__Extracted entries__

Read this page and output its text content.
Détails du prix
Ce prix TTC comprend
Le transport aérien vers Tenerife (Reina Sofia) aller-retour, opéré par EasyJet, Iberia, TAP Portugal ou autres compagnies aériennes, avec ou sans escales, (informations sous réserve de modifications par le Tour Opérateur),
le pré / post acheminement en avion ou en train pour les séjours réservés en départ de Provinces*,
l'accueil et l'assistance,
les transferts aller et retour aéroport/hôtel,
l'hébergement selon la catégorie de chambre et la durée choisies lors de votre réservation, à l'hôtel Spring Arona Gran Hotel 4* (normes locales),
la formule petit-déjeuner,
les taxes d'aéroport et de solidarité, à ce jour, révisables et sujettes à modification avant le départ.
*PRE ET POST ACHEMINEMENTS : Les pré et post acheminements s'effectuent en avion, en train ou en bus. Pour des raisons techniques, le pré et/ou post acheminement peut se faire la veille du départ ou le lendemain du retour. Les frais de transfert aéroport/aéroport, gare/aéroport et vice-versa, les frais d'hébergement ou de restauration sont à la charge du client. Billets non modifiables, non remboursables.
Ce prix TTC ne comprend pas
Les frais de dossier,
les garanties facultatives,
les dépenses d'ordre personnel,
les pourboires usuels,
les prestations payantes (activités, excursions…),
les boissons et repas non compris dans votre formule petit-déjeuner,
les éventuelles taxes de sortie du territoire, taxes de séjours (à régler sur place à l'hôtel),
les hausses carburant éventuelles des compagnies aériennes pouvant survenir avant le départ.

__Work to complete__
Quote every entry exactly.

__Worked solution__
Read this page and output its text content.
Détails du prix
Ce prix TTC comprend
Le transport aérien vers Tenerife (Reina Sofia) aller-retour, opéré par EasyJet, Iberia, TAP Portugal ou autres compagnies aériennes, avec ou sans escales, (informations sous réserve de modifications par le Tour Opérateur),
le pré / post acheminement en avion ou en train pour les séjours réservés en départ de Provinces*,
l'accueil et l'assistance,
les transferts aller et retour aéroport/hôtel,
l'hébergement selon la catégorie de chambre et la durée choisies lors de votre réservation, à l'hôtel Spring Arona Gran Hotel 4* (normes locales),
la formule petit-déjeuner,
les taxes d'aéroport et de solidarité, à ce jour, révisables et sujettes à modification avant le départ.
*PRE ET POST ACHEMINEMENTS : Les pré et post acheminements s'effectuent en avion, en train ou en bus. Pour des raisons techniques, le pré et/ou post acheminement peut se faire la veille du départ ou le lendemain du retour. Les frais de transfert aéroport/aéroport, gare/aéroport et vice-versa, les frais d'hébergement ou de restauration sont à la charge du client. Billets non modifiables, non remboursables.
Ce prix TTC ne comprend pas
Les frais de dossier,
les garanties facultatives,
les dépenses d'ordre personnel,
les pourboires usuels,
les prestations payantes (activités, excursions…),
les boissons et repas non compris dans votre formule petit-déjeuner,
les éventuelles taxes de sortie du territoire, taxes de séjours (à régler sur place à l'hôtel),
les hausses carburant éventuelles des compagnies aériennes pouvant survenir avant le départ.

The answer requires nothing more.